Request => Scan the entries below and extract each line with the word "header" in it.

Data excerpts =>
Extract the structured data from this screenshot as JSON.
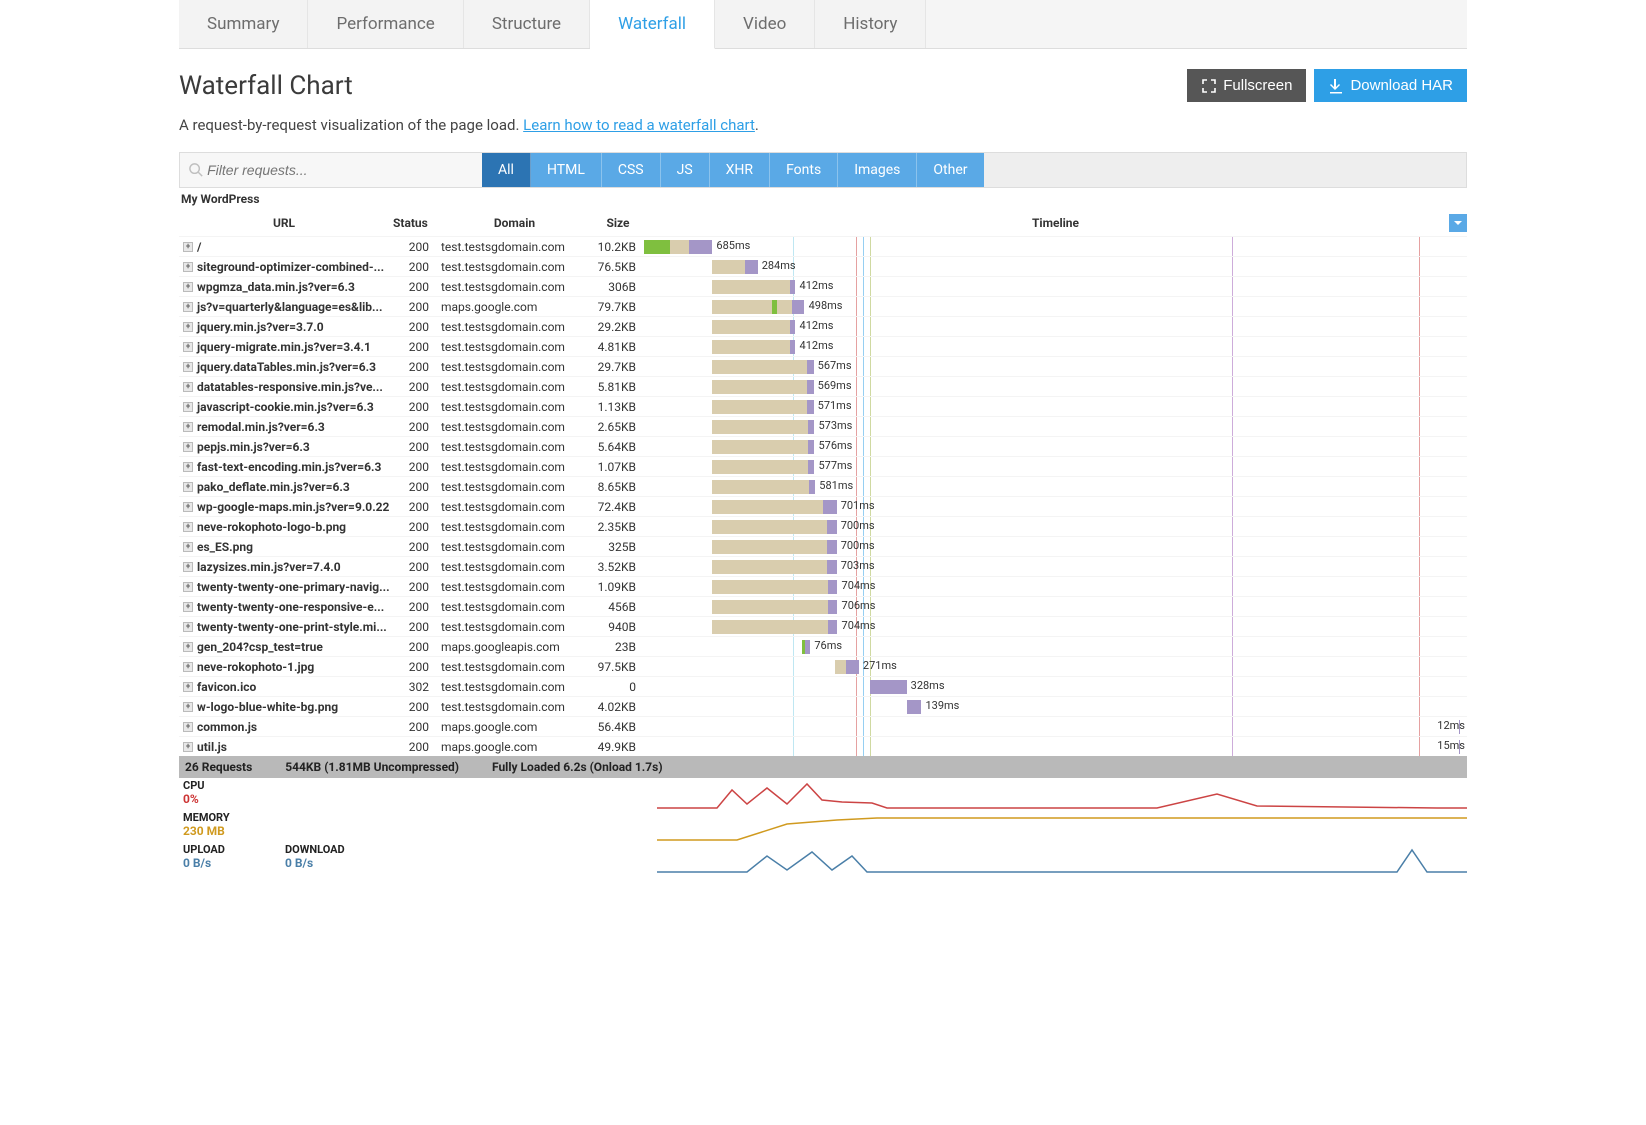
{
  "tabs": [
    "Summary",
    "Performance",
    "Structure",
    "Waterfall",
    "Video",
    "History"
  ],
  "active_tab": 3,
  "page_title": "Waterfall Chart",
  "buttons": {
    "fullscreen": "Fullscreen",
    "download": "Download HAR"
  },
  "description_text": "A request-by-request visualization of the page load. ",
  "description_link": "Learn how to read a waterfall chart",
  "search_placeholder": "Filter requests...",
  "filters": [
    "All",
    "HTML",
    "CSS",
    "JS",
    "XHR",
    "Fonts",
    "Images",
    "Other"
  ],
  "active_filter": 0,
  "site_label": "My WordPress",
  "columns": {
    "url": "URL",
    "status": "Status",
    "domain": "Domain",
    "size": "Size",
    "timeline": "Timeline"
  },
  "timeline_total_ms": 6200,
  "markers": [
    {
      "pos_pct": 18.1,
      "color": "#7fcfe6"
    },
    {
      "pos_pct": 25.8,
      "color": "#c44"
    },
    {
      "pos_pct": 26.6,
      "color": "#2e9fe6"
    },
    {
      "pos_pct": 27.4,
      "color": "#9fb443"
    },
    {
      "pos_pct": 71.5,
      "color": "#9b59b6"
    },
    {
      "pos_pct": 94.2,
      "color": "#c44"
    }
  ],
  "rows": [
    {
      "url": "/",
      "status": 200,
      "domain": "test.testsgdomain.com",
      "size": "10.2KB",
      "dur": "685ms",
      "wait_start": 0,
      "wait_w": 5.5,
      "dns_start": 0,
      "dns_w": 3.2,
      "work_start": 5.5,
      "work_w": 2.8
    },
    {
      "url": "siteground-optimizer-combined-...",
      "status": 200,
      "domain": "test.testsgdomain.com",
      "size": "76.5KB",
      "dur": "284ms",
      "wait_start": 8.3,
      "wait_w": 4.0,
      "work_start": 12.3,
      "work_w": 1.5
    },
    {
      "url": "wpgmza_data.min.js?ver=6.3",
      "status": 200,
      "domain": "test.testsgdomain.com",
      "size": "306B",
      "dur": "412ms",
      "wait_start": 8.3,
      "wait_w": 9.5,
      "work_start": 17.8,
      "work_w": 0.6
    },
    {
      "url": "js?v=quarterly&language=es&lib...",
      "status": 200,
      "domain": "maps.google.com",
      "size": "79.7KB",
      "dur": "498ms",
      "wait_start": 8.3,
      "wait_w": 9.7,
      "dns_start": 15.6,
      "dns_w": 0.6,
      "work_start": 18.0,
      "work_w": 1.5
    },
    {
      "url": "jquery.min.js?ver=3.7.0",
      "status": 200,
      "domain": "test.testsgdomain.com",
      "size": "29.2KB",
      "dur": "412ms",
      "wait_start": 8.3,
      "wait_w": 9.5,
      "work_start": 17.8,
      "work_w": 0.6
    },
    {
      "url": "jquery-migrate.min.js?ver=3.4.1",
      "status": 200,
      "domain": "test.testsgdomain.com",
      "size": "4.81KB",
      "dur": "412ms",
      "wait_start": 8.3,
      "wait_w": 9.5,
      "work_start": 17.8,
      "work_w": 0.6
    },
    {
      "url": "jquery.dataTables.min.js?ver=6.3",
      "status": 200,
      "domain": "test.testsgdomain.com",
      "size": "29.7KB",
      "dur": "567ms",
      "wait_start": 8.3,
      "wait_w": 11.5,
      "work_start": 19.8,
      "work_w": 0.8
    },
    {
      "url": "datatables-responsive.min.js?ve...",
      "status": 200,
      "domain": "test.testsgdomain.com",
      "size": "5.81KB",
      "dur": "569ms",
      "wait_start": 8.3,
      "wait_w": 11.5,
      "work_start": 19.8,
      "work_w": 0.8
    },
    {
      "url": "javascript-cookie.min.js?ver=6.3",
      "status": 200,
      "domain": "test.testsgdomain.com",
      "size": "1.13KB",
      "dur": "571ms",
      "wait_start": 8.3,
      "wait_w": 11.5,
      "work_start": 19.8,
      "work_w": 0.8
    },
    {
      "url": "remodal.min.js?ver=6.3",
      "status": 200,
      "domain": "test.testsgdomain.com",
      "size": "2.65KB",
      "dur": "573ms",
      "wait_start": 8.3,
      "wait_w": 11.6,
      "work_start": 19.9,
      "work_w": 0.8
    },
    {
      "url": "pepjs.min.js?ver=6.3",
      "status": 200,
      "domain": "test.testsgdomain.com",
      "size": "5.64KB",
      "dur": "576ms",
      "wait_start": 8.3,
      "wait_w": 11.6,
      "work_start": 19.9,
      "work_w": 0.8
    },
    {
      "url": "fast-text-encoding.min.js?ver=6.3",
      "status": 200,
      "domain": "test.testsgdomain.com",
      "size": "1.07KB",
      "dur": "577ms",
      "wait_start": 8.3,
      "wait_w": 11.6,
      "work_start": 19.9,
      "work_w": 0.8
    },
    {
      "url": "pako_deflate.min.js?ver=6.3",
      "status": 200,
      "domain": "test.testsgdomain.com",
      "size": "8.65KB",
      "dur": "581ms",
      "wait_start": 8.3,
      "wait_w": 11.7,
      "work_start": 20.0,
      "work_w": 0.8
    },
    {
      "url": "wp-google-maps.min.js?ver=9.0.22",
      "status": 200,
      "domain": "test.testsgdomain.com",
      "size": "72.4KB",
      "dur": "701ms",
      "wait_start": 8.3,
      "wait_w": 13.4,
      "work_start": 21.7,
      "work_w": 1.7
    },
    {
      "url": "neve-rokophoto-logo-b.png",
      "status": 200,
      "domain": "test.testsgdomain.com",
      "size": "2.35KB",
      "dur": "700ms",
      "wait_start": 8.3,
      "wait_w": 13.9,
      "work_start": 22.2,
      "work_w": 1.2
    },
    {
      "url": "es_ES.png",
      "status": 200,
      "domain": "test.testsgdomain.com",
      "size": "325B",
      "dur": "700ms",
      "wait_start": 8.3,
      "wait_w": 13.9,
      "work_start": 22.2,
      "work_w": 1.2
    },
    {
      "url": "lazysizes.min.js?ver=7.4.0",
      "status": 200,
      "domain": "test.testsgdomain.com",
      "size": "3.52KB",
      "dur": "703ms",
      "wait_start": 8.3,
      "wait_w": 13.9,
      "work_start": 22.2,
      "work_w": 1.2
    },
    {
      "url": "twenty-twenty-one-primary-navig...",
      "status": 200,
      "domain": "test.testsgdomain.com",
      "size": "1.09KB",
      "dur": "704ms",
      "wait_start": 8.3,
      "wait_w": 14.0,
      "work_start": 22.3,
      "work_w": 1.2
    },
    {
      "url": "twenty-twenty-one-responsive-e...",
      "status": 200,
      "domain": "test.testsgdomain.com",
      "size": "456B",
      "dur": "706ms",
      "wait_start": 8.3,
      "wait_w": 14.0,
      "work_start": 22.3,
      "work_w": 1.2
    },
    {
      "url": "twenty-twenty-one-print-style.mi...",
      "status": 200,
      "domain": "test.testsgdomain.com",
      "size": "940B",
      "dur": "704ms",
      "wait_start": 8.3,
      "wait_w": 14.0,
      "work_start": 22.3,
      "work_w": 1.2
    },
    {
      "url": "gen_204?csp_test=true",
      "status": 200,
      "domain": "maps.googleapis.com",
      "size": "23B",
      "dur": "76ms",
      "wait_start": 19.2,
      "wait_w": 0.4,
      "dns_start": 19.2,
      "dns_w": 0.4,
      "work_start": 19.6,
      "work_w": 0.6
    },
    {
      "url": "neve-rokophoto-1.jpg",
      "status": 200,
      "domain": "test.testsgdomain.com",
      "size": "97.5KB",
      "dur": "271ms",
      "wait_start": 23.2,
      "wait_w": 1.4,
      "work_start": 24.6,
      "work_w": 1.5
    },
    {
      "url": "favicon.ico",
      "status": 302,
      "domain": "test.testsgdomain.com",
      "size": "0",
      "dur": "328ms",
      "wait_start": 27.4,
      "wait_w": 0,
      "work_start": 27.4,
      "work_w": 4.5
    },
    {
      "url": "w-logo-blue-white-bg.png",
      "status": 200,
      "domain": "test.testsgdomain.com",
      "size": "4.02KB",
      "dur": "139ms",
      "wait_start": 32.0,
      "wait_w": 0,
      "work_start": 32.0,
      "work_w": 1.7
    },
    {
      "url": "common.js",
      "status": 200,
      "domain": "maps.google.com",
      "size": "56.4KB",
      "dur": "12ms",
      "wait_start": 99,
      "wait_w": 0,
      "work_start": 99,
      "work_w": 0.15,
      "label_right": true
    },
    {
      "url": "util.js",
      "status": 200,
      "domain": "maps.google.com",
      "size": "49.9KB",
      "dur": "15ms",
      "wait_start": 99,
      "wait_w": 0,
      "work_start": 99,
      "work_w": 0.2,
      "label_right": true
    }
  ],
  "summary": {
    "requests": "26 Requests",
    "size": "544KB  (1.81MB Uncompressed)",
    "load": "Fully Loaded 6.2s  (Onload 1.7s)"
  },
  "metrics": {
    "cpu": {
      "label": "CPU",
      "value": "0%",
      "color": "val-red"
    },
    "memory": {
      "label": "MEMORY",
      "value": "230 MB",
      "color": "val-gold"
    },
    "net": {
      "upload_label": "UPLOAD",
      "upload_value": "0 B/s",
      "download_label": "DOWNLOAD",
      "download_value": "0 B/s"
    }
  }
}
---
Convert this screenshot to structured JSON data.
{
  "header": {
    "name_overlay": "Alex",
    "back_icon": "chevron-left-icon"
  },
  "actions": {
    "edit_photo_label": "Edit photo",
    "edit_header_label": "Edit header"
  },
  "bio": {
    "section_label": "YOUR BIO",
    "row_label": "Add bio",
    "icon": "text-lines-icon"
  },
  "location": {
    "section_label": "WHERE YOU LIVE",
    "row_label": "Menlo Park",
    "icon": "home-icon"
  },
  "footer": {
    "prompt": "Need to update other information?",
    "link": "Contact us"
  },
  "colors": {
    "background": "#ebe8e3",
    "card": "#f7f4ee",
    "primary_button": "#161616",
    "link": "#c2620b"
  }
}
---
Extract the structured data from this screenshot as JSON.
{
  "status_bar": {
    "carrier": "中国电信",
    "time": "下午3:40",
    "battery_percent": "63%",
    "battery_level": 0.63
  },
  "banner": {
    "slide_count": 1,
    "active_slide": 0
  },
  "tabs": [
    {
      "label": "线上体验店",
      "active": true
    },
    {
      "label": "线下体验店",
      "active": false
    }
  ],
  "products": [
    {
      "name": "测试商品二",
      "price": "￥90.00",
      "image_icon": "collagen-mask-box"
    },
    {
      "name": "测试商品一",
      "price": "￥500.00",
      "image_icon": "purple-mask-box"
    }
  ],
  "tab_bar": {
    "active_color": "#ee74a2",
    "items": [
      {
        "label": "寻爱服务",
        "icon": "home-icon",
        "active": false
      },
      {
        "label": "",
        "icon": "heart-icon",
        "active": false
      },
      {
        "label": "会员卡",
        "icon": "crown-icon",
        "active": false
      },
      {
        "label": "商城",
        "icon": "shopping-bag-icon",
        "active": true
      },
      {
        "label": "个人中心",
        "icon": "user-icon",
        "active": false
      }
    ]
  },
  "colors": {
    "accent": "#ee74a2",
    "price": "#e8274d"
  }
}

Solution for this task =>
  "header": {
    "edit_header_label": "Edit header"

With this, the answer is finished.